(Structured figure records)
#####

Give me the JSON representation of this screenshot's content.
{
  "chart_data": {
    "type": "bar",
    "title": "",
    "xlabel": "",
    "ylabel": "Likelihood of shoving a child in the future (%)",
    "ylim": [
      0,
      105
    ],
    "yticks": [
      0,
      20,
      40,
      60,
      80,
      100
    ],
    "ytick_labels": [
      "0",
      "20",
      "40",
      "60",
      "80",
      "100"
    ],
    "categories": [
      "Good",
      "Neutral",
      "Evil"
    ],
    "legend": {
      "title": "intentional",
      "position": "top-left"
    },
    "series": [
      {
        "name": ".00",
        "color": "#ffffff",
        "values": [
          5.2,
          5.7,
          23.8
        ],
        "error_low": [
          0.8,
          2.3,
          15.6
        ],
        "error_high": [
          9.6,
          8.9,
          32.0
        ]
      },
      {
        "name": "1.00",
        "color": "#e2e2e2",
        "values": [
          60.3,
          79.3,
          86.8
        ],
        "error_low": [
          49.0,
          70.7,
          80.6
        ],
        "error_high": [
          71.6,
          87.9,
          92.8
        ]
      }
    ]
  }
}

#####

TASK DESCRIPTION:
Print the records above exactly as they appear.

THE RESULT:
Give me the JSON representation of this screenshot's content.
{
  "chart_data": {
    "type": "bar",
    "title": "",
    "xlabel": "",
    "ylabel": "Likelihood of shoving a child in the future (%)",
    "ylim": [
      0,
      105
    ],
    "yticks": [
      0,
      20,
      40,
      60,
      80,
      100
    ],
    "ytick_labels": [
      "0",
      "20",
      "40",
      "60",
      "80",
      "100"
    ],
    "categories": [
      "Good",
      "Neutral",
      "Evil"
    ],
    "legend": {
      "title": "intentional",
      "position": "top-left"
    },
    "series": [
      {
        "name": ".00",
        "color": "#ffffff",
        "values": [
          5.2,
          5.7,
          23.8
        ],
        "error_low": [
          0.8,
          2.3,
          15.6
        ],
        "error_high": [
          9.6,
          8.9,
          32.0
        ]
      },
      {
        "name": "1.00",
        "color": "#e2e2e2",
        "values": [
          60.3,
          79.3,
          86.8
        ],
        "error_low": [
          49.0,
          70.7,
          80.6
        ],
        "error_high": [
          71.6,
          87.9,
          92.8
        ]
      }
    ]
  }
}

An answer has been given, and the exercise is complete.